*Recorded data*:
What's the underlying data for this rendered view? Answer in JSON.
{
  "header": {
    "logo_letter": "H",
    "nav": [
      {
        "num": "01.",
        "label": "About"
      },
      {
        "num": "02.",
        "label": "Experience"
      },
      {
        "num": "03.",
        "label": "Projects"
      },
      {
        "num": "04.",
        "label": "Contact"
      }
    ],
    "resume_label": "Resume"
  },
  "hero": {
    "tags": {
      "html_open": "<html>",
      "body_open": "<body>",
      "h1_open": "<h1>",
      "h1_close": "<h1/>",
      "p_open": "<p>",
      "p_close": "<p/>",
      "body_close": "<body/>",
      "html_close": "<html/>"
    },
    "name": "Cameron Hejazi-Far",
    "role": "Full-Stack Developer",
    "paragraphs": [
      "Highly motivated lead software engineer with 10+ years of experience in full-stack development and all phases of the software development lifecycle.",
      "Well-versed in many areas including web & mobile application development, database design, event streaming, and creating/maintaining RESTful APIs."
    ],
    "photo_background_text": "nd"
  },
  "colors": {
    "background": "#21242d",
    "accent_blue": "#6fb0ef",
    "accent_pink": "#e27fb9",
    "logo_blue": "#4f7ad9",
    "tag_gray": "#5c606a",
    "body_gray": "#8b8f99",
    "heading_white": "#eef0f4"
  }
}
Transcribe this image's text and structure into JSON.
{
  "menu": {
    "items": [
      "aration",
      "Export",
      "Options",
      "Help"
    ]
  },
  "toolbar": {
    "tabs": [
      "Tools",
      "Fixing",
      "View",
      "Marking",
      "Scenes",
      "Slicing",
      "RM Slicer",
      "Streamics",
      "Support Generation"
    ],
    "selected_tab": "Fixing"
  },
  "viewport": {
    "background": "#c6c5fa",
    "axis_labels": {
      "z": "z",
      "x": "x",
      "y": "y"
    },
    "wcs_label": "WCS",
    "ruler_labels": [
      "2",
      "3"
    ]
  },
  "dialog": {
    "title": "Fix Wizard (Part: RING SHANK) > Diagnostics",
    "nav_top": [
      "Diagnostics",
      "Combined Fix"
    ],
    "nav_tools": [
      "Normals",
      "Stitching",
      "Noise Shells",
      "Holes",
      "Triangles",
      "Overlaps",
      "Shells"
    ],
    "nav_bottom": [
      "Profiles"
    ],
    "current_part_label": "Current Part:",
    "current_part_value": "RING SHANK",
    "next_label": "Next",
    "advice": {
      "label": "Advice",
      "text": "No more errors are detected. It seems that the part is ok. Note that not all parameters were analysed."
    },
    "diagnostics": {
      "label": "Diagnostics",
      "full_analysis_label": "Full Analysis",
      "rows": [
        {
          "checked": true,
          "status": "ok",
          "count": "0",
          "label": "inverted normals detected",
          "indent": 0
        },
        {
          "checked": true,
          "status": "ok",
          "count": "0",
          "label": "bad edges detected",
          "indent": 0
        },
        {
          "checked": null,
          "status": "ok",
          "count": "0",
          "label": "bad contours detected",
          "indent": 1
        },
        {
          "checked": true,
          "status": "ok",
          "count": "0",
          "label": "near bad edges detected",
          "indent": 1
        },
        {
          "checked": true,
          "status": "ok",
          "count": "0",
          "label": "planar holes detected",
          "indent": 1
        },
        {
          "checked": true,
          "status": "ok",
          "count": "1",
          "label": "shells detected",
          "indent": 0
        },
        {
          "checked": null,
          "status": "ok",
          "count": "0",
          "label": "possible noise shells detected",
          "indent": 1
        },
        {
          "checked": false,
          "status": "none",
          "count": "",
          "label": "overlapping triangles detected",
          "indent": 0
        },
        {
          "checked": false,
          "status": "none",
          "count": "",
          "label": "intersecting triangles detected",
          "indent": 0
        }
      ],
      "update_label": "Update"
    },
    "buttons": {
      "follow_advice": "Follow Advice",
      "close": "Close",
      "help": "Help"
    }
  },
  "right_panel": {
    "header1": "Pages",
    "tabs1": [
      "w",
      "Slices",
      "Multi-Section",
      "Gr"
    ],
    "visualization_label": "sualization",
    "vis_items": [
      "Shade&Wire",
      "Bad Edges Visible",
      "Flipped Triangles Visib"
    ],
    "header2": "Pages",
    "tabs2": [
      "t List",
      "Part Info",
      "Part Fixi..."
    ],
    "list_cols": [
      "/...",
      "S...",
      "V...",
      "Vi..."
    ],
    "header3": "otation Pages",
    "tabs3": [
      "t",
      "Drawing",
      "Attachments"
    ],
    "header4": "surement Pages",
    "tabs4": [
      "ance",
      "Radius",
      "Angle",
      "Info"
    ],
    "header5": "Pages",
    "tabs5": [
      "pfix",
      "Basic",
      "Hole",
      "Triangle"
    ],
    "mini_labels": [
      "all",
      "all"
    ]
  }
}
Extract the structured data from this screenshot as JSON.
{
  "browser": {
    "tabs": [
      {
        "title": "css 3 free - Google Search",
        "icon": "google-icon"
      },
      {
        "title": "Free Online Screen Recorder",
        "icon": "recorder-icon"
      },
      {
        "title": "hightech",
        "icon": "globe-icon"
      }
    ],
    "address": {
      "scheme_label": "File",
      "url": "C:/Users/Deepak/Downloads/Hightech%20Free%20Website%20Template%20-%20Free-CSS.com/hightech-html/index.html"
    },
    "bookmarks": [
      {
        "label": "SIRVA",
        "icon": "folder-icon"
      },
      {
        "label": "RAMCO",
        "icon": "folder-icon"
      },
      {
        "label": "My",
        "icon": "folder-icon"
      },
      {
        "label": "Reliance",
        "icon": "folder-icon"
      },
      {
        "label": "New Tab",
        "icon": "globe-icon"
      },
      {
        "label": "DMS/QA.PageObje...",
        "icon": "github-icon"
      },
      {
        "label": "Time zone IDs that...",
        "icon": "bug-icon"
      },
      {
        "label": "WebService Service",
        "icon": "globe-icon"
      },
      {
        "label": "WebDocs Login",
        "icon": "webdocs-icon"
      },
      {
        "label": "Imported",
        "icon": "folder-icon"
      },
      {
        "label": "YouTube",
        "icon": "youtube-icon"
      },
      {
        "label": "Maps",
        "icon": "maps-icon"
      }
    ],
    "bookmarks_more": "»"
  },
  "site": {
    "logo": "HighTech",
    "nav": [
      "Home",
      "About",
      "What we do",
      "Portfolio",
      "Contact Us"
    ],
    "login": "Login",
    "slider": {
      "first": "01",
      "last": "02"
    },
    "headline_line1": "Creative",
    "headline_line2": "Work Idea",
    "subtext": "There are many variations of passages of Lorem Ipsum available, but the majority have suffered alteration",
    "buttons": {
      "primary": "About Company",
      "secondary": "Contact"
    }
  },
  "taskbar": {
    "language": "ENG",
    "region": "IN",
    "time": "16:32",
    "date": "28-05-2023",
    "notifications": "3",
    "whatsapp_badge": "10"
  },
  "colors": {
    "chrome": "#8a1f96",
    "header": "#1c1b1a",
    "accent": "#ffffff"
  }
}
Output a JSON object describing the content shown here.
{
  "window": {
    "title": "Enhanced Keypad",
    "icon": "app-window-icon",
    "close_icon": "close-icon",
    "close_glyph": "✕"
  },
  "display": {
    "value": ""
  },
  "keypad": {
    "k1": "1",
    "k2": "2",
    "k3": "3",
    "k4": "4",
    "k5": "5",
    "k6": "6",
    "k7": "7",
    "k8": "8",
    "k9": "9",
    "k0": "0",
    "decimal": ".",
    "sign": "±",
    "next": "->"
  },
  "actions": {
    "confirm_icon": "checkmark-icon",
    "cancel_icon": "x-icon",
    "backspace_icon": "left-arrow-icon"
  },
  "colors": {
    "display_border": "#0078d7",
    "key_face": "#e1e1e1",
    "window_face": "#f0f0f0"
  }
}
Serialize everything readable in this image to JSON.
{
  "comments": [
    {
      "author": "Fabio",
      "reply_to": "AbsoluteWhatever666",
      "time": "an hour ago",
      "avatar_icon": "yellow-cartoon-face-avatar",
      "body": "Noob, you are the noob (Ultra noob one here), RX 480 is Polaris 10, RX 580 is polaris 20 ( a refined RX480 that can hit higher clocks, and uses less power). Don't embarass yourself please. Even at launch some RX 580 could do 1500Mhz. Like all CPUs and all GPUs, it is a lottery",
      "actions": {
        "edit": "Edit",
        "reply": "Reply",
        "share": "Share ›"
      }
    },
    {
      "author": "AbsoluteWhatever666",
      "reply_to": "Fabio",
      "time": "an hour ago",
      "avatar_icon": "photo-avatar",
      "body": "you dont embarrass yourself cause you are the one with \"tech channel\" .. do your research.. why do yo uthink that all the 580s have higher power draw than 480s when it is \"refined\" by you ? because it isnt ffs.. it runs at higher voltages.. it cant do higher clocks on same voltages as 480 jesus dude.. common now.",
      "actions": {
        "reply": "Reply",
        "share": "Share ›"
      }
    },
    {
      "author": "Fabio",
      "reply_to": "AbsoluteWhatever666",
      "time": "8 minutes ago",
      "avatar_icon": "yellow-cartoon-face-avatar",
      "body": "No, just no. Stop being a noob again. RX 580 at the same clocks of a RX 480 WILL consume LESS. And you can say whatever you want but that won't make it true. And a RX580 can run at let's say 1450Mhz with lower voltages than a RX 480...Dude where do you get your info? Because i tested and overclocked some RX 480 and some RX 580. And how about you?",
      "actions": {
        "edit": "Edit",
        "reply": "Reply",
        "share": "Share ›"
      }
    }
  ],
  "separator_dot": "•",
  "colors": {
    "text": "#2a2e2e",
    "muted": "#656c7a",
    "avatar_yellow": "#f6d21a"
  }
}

*Exercise directions*: Among the lines of the records above, count those holding the string "that", and report only the number.

*Solved problem*: 5